Your instructions. Every line that contains "color" counts once; give the total number of such lines, with no other words.

Rows.
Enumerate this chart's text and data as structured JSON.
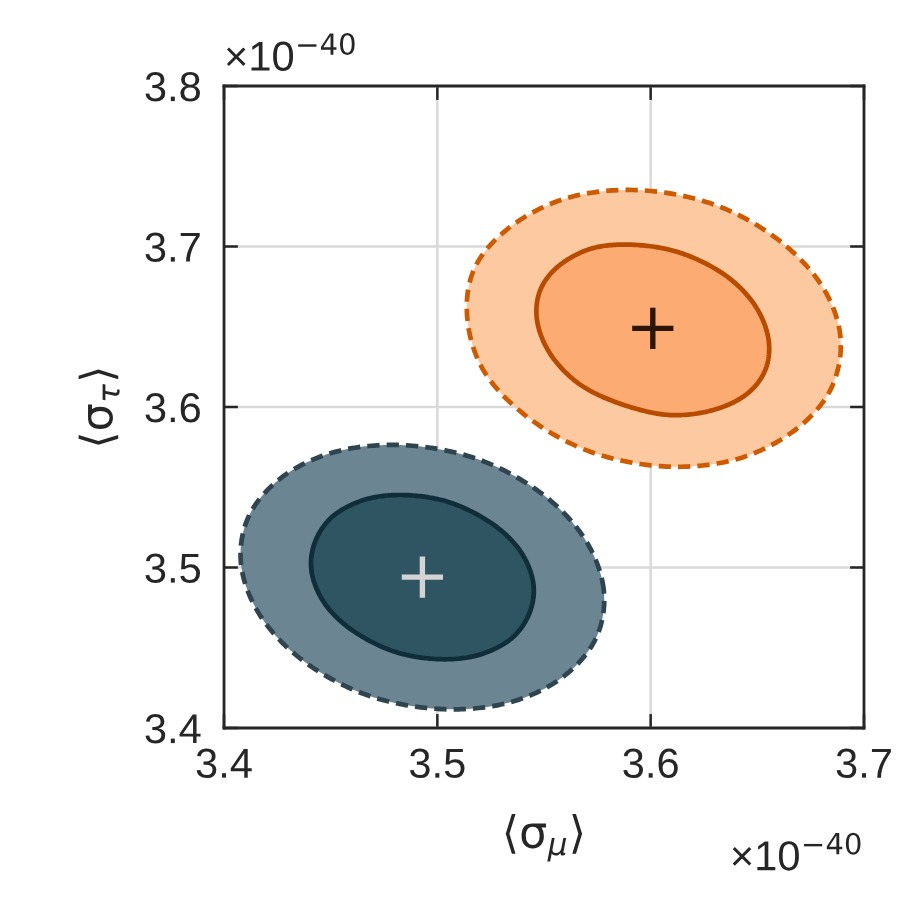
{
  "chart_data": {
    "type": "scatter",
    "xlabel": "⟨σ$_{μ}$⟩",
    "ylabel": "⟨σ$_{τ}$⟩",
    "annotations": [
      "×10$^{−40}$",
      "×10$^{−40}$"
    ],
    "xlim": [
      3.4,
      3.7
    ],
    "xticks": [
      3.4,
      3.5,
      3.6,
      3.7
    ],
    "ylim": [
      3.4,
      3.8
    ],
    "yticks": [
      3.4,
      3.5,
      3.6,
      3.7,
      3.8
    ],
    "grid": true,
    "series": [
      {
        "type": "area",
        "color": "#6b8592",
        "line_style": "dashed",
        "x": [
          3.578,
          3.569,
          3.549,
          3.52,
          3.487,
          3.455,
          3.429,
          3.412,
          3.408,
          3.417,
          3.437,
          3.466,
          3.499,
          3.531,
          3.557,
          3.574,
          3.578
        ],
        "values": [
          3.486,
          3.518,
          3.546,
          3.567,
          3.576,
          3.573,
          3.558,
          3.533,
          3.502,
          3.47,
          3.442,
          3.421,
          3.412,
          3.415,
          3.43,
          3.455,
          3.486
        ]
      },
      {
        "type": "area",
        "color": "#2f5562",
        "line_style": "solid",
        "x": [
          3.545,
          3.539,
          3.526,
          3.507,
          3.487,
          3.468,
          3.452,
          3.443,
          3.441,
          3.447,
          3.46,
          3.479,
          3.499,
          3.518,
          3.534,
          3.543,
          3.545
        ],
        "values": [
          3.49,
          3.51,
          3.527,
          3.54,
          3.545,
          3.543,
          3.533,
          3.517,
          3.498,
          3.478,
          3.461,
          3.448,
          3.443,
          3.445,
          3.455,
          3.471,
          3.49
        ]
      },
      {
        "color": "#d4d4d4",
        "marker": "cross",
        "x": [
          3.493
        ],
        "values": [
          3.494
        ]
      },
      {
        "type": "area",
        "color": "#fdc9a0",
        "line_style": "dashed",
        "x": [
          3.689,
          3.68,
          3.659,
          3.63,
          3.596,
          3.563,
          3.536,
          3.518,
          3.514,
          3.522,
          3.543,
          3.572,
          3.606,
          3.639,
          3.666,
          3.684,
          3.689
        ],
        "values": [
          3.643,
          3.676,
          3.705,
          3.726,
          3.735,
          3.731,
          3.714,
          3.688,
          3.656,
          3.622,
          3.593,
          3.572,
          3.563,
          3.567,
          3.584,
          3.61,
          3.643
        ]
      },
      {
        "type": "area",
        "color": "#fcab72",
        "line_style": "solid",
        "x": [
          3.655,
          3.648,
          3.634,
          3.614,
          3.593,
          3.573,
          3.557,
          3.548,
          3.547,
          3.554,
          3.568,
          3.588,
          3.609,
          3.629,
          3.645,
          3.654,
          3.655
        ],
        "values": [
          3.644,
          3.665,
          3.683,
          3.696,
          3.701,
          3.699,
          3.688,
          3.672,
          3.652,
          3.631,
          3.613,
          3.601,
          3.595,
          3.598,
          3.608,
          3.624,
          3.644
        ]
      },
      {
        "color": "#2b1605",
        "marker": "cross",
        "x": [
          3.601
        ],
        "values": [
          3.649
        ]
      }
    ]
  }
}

Correct result. 6